[Document layout detection data]
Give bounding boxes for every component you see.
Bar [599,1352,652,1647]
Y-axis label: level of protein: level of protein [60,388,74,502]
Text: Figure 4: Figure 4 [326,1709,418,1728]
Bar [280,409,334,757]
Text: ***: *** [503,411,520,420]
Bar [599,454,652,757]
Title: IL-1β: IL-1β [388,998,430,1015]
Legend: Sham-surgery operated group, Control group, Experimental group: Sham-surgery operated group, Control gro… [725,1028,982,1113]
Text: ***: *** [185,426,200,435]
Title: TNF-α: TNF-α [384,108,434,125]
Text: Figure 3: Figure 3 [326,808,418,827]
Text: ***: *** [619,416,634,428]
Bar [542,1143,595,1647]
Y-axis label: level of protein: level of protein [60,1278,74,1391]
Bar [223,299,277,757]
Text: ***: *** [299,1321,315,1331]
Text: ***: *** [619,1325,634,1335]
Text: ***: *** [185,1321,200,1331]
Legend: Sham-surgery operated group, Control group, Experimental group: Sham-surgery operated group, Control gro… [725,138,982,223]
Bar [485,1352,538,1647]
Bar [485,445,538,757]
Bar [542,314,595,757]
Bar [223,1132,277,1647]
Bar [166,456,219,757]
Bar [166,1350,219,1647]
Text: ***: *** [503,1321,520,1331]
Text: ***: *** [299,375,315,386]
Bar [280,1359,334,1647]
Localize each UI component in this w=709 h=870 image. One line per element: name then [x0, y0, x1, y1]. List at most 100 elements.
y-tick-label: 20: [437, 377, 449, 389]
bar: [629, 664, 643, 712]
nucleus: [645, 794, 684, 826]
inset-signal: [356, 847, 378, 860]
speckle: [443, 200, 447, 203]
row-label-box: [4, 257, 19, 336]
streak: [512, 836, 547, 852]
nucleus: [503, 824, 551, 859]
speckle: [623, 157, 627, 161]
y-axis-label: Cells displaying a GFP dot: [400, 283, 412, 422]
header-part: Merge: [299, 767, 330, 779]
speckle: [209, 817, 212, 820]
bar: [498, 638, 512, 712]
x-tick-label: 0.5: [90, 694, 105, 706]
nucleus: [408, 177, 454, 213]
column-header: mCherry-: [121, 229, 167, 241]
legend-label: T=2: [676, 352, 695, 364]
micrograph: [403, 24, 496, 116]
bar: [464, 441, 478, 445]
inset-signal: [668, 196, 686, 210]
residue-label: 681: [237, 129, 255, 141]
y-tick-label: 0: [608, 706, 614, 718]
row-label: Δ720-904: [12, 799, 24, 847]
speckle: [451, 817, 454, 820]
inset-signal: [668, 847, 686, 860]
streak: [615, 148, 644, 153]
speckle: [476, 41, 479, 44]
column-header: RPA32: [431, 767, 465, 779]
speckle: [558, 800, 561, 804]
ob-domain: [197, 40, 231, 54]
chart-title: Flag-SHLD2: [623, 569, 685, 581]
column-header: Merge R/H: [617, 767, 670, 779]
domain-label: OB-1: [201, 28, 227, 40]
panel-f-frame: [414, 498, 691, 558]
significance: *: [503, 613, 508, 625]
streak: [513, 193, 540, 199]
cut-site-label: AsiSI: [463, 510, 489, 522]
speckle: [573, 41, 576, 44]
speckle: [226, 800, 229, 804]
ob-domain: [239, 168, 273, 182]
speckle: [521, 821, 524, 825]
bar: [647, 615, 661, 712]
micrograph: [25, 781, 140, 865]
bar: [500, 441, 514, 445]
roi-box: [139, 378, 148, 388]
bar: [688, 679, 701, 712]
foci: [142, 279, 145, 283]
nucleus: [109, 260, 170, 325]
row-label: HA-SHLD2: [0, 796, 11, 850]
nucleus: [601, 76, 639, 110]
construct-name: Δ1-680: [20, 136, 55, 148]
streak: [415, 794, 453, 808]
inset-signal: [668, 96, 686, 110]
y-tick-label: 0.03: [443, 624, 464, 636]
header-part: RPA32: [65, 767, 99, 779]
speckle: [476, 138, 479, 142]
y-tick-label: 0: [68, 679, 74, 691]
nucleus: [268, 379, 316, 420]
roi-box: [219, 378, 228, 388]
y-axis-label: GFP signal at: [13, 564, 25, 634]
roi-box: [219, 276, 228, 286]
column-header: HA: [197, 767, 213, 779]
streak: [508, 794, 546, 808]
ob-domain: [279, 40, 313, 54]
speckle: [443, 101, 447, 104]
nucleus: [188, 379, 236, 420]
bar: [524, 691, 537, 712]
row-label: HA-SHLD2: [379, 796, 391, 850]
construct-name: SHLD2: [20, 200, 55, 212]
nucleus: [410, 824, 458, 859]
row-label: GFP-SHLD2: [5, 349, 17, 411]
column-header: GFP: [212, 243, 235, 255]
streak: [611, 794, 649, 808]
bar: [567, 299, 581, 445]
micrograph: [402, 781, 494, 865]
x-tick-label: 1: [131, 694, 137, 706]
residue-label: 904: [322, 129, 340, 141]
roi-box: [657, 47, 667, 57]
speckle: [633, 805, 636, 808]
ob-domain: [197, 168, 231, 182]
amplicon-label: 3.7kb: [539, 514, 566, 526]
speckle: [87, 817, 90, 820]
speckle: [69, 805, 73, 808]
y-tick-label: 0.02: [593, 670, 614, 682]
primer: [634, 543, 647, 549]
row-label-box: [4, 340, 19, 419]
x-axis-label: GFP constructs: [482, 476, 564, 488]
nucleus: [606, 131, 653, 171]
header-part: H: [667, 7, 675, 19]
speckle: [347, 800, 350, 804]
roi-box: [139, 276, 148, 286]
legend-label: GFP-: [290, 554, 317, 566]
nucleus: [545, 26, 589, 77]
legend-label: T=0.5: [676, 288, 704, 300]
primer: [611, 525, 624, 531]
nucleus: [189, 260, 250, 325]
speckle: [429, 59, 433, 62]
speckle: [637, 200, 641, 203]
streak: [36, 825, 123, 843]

▶ _Task brief_
Return only the number of lines in the data that hold the string "level".

▶ _Answer to the exercise_
2